Your assignment:
Each entry that follows should be retyped exactly.

Records shown section start

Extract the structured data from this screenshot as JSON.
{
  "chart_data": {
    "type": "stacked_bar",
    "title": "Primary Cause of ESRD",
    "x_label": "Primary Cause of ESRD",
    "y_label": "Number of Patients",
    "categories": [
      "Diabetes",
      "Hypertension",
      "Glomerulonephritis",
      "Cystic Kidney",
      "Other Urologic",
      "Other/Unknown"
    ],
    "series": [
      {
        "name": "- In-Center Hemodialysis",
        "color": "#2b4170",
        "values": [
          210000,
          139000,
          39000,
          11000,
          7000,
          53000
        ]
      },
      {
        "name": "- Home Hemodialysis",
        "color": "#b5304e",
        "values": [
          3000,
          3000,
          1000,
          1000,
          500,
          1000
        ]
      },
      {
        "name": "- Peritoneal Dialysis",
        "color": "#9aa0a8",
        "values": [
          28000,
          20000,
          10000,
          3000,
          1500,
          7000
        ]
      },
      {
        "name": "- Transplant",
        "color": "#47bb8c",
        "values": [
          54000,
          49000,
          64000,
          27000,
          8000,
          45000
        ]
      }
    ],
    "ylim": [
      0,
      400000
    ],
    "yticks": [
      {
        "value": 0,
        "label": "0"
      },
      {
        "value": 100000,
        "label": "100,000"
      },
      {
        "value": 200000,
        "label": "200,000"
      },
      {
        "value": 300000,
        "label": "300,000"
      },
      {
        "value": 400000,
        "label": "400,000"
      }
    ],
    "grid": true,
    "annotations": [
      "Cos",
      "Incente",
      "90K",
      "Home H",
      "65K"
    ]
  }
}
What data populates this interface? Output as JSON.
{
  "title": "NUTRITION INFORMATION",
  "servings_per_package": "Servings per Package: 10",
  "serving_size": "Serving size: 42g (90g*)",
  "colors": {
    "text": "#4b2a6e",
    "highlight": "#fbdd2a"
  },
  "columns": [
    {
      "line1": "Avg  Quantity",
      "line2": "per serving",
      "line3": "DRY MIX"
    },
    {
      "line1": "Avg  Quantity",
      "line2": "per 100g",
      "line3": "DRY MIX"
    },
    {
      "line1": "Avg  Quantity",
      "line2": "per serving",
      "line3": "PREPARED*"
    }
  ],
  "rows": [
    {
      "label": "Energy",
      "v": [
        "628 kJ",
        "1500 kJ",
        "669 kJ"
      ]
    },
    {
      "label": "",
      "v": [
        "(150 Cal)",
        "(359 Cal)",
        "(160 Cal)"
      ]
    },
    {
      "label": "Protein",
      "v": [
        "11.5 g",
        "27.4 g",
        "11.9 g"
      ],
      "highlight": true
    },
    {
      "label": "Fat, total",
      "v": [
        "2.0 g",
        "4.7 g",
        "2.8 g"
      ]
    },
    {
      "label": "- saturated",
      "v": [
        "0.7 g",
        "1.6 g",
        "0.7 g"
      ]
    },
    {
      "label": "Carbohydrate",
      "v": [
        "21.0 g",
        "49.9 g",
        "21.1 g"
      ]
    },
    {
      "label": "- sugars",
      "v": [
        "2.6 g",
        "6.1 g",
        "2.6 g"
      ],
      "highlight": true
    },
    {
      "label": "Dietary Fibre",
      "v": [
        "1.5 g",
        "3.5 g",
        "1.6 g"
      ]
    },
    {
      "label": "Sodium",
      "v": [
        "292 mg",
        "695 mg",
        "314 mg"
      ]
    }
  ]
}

Records shown section end

Reply to the exercise:
Extract the structured data from this screenshot as JSON.
{
  "chart_data": {
    "type": "stacked_bar",
    "title": "Primary Cause of ESRD",
    "x_label": "Primary Cause of ESRD",
    "y_label": "Number of Patients",
    "categories": [
      "Diabetes",
      "Hypertension",
      "Glomerulonephritis",
      "Cystic Kidney",
      "Other Urologic",
      "Other/Unknown"
    ],
    "series": [
      {
        "name": "- In-Center Hemodialysis",
        "color": "#2b4170",
        "values": [
          210000,
          139000,
          39000,
          11000,
          7000,
          53000
        ]
      },
      {
        "name": "- Home Hemodialysis",
        "color": "#b5304e",
        "values": [
          3000,
          3000,
          1000,
          1000,
          500,
          1000
        ]
      },
      {
        "name": "- Peritoneal Dialysis",
        "color": "#9aa0a8",
        "values": [
          28000,
          20000,
          10000,
          3000,
          1500,
          7000
        ]
      },
      {
        "name": "- Transplant",
        "color": "#47bb8c",
        "values": [
          54000,
          49000,
          64000,
          27000,
          8000,
          45000
        ]
      }
    ],
    "ylim": [
      0,
      400000
    ],
    "yticks": [
      {
        "value": 0,
        "label": "0"
      },
      {
        "value": 100000,
        "label": "100,000"
      },
      {
        "value": 200000,
        "label": "200,000"
      },
      {
        "value": 300000,
        "label": "300,000"
      },
      {
        "value": 400000,
        "label": "400,000"
      }
    ],
    "grid": true,
    "annotations": [
      "Cos",
      "Incente",
      "90K",
      "Home H",
      "65K"
    ]
  }
}
What data populates this interface? Output as JSON.
{
  "title": "NUTRITION INFORMATION",
  "servings_per_package": "Servings per Package: 10",
  "serving_size": "Serving size: 42g (90g*)",
  "colors": {
    "text": "#4b2a6e",
    "highlight": "#fbdd2a"
  },
  "columns": [
    {
      "line1": "Avg  Quantity",
      "line2": "per serving",
      "line3": "DRY MIX"
    },
    {
      "line1": "Avg  Quantity",
      "line2": "per 100g",
      "line3": "DRY MIX"
    },
    {
      "line1": "Avg  Quantity",
      "line2": "per serving",
      "line3": "PREPARED*"
    }
  ],
  "rows": [
    {
      "label": "Energy",
      "v": [
        "628 kJ",
        "1500 kJ",
        "669 kJ"
      ]
    },
    {
      "label": "",
      "v": [
        "(150 Cal)",
        "(359 Cal)",
        "(160 Cal)"
      ]
    },
    {
      "label": "Protein",
      "v": [
        "11.5 g",
        "27.4 g",
        "11.9 g"
      ],
      "highlight": true
    },
    {
      "label": "Fat, total",
      "v": [
        "2.0 g",
        "4.7 g",
        "2.8 g"
      ]
    },
    {
      "label": "- saturated",
      "v": [
        "0.7 g",
        "1.6 g",
        "0.7 g"
      ]
    },
    {
      "label": "Carbohydrate",
      "v": [
        "21.0 g",
        "49.9 g",
        "21.1 g"
      ]
    },
    {
      "label": "- sugars",
      "v": [
        "2.6 g",
        "6.1 g",
        "2.6 g"
      ],
      "highlight": true
    },
    {
      "label": "Dietary Fibre",
      "v": [
        "1.5 g",
        "3.5 g",
        "1.6 g"
      ]
    },
    {
      "label": "Sodium",
      "v": [
        "292 mg",
        "695 mg",
        "314 mg"
      ]
    }
  ]
}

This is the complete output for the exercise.